**Requirements**
Collect each line of the entries that holds the string "discrimination".

Stored records:

________________________________________

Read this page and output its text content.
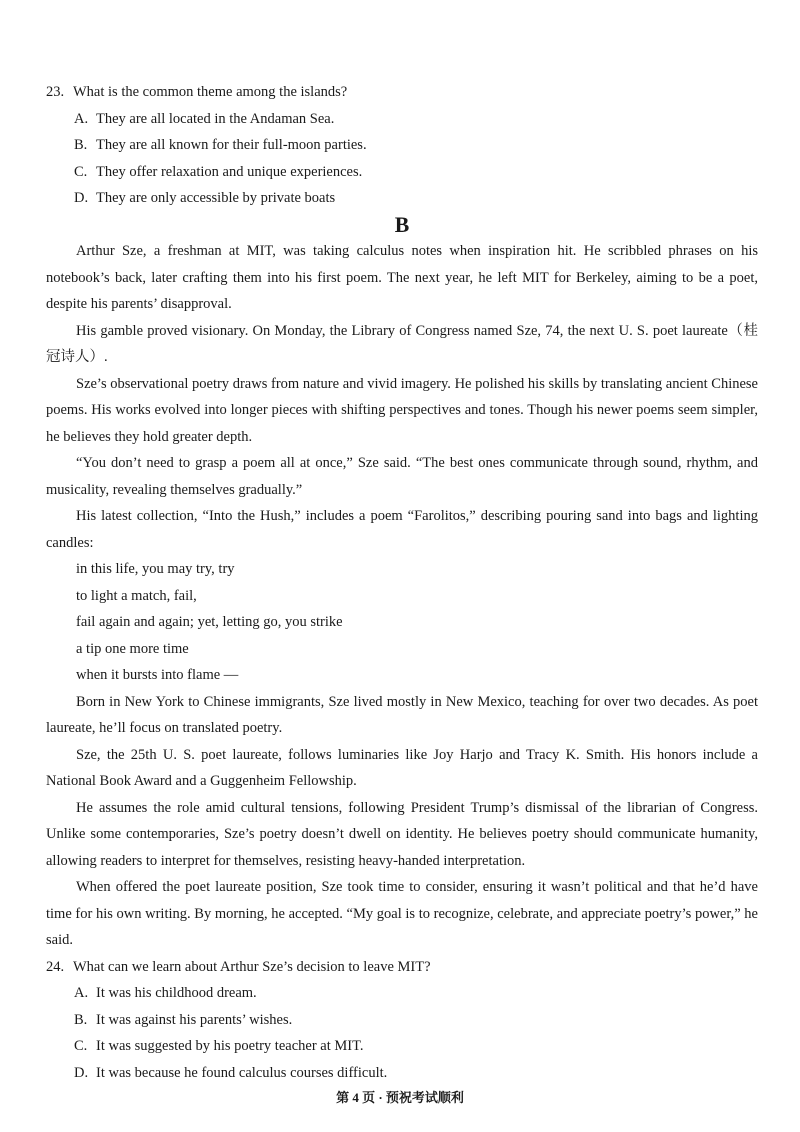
23. What is the common theme among the islands?

A. They are all located in the Andaman Sea.
B. They are all known for their full-moon parties.
C. They offer relaxation and unique experiences.
D. They are only accessible by private boats
B

Arthur Sze, a freshman at MIT, was taking calculus notes when inspiration hit. He scribbled phrases on his notebook’s back, later crafting them into his first poem. The next year, he left MIT for Berkeley, aiming to be a poet, despite his parents’ disapproval.

His gamble proved visionary. On Monday, the Library of Congress named Sze, 74, the next U. S. poet laureate（桂冠诗人）.

Sze’s observational poetry draws from nature and vivid imagery. He polished his skills by translating ancient Chinese poems. His works evolved into longer pieces with shifting perspectives and tones. Though his newer poems seem simpler, he believes they hold greater depth.

“You don’t need to grasp a poem all at once,” Sze said. “The best ones communicate through sound, rhythm, and musicality, revealing themselves gradually.”

His latest collection, “Into the Hush,” includes a poem “Farolitos,” describing pouring sand into bags and lighting candles:

in this life, you may try, try
to light a match, fail,
fail again and again; yet, letting go, you strike
a tip one more time
when it bursts into flame —

Born in New York to Chinese immigrants, Sze lived mostly in New Mexico, teaching for over two decades. As poet laureate, he’ll focus on translated poetry.

Sze, the 25th U. S. poet laureate, follows luminaries like Joy Harjo and Tracy K. Smith. His honors include a National Book Award and a Guggenheim Fellowship.

He assumes the role amid cultural tensions, following President Trump’s dismissal of the librarian of Congress. Unlike some contemporaries, Sze’s poetry doesn’t dwell on identity. He believes poetry should communicate humanity, allowing readers to interpret for themselves, resisting heavy-handed interpretation.

When offered the poet laureate position, Sze took time to consider, ensuring it wasn’t political and that he’d have time for his own writing. By morning, he accepted. “My goal is to recognize, celebrate, and appreciate poetry’s power,” he said.

24. What can we learn about Arthur Sze’s decision to leave MIT?

A. It was his childhood dream.
B. It was against his parents’ wishes.
C. It was suggested by his poetry teacher at MIT.
D. It was because he found calculus courses difficult.
第 4 页 · 预祝考试顺利
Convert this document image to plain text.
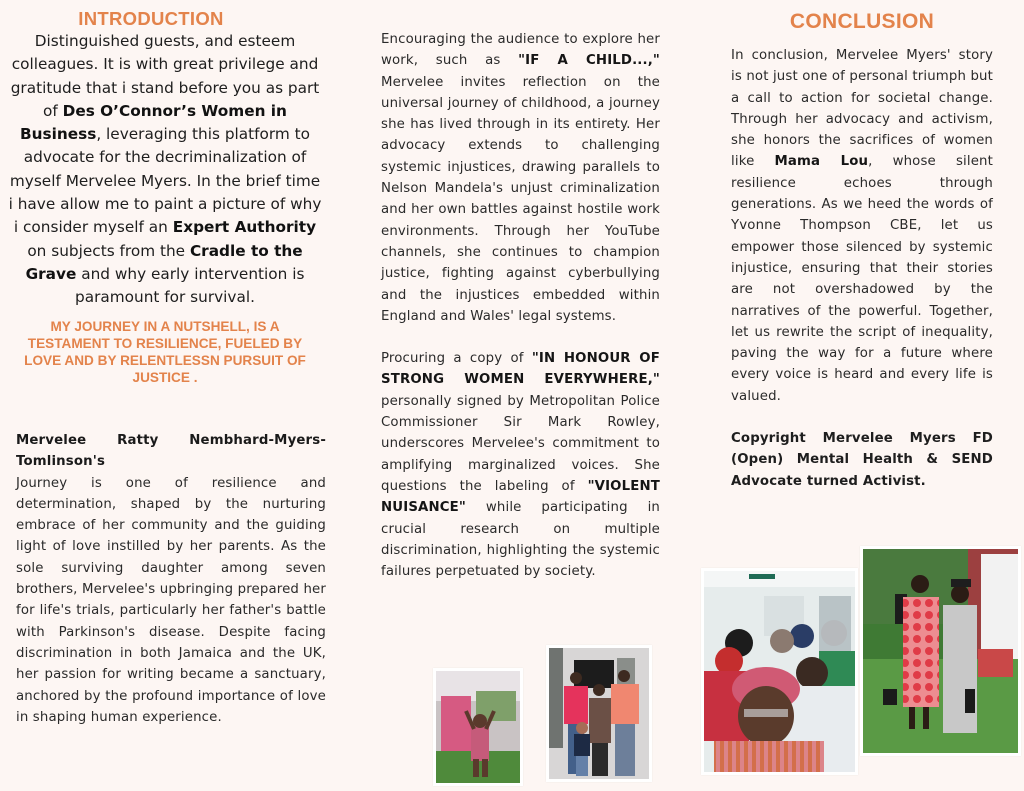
INTRODUCTION
Distinguished guests, and esteem colleagues. It is with great privilege and gratitude that i stand before you as part of Des O’Connor’s Women in Business, leveraging this platform to advocate for the decriminalization of myself Mervelee Myers. In the brief time i have allow me to paint a picture of why i consider myself an Expert Authority on subjects from the Cradle to the Grave and why early intervention is paramount for survival.
MY JOURNEY IN A NUTSHELL, IS A TESTAMENT TO RESILIENCE, FUELED BY LOVE AND BY RELENTLESSN PURSUIT OF JUSTICE .
Mervelee Ratty Nembhard-Myers-Tomlinson's
Journey is one of resilience and determination, shaped by the nurturing embrace of her community and the guiding light of love instilled by her parents. As the sole surviving daughter among seven brothers, Mervelee's upbringing prepared her for life's trials, particularly her father's battle with Parkinson's disease. Despite facing discrimination in both Jamaica and the UK, her passion for writing became a sanctuary, anchored by the profound importance of love in shaping human experience.
Encouraging the audience to explore her work, such as "IF A CHILD...," Mervelee invites reflection on the universal journey of childhood, a journey she has lived through in its entirety. Her advocacy extends to challenging systemic injustices, drawing parallels to Nelson Mandela's unjust criminalization and her own battles against hostile work environments. Through her YouTube channels, she continues to champion justice, fighting against cyberbullying and the injustices embedded within England and Wales' legal systems.
Procuring a copy of "IN HONOUR OF STRONG WOMEN EVERYWHERE," personally signed by Metropolitan Police Commissioner Sir Mark Rowley, underscores Mervelee's commitment to amplifying marginalized voices. She questions the labeling of "VIOLENT NUISANCE" while participating in crucial research on multiple discrimination, highlighting the systemic failures perpetuated by society.
CONCLUSION
In conclusion, Mervelee Myers' story is not just one of personal triumph but a call to action for societal change. Through her advocacy and activism, she honors the sacrifices of women like Mama Lou, whose silent resilience echoes through generations. As we heed the words of Yvonne Thompson CBE, let us empower those silenced by systemic injustice, ensuring that their stories are not overshadowed by the narratives of the powerful. Together, let us rewrite the script of inequality, paving the way for a future where every voice is heard and every life is valued.
Copyright Mervelee Myers FD (Open) Mental Health & SEND Advocate turned Activist.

________________________________________

**Correct response**
Journey is one of resilience and determination, shaped by the nurturing embrace of her community and the guiding light of love instilled by her parents. As the sole surviving daughter among seven brothers, Mervelee's upbringing prepared her for life's trials, particularly her father's battle with Parkinson's disease. Despite facing discrimination in both Jamaica and the UK, her passion for writing became a sanctuary, anchored by the profound importance of love in shaping human experience.
Procuring a copy of "IN HONOUR OF STRONG WOMEN EVERYWHERE," personally signed by Metropolitan Police Commissioner Sir Mark Rowley, underscores Mervelee's commitment to amplifying marginalized voices. She questions the labeling of "VIOLENT NUISANCE" while participating in crucial research on multiple discrimination, highlighting the systemic failures perpetuated by society.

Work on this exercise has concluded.